Dataset rows
* * *
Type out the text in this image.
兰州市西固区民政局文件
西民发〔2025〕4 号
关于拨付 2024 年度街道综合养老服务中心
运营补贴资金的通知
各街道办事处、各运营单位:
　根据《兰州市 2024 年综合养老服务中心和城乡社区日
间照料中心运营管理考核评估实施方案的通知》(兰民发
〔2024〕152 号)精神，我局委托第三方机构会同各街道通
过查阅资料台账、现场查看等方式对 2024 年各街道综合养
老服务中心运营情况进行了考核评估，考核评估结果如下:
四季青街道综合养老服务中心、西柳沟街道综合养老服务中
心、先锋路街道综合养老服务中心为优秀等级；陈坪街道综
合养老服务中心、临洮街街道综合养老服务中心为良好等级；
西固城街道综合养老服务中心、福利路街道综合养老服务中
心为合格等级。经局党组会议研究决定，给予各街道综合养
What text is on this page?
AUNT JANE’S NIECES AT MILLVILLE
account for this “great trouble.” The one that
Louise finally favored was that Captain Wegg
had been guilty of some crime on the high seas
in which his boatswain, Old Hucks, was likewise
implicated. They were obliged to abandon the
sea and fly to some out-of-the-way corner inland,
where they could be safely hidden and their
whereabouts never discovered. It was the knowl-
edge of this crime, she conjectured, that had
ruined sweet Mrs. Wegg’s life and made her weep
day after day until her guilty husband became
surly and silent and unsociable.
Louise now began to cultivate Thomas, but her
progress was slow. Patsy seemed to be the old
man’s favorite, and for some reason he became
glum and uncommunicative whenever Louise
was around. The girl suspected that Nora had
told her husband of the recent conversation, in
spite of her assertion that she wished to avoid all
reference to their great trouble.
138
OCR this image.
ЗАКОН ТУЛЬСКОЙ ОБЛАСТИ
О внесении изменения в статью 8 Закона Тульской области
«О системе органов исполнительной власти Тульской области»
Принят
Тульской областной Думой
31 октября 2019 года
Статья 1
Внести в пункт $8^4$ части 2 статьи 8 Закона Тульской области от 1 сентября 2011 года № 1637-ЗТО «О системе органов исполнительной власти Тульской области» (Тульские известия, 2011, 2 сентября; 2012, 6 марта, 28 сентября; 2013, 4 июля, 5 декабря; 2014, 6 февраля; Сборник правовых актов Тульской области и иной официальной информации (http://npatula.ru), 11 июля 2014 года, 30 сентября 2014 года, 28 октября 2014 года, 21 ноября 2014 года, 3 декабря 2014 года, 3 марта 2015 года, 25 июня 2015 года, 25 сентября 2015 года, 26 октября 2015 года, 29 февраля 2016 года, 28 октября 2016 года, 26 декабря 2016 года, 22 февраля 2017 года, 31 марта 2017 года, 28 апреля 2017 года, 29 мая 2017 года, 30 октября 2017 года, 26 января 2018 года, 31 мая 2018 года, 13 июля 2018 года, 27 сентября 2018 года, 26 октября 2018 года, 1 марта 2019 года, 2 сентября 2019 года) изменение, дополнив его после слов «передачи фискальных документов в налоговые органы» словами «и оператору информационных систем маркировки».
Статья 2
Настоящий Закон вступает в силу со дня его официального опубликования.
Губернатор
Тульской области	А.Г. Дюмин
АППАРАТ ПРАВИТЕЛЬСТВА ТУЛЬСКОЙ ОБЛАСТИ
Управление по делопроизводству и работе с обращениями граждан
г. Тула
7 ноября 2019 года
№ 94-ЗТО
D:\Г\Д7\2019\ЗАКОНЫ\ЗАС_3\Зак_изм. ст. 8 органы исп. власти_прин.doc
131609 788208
* * *
Look through the listing and extract every line with "Wegg" in it.

Louise finally favored was that Captain Wegg
ruined sweet Mrs. Wegg’s life and made her weep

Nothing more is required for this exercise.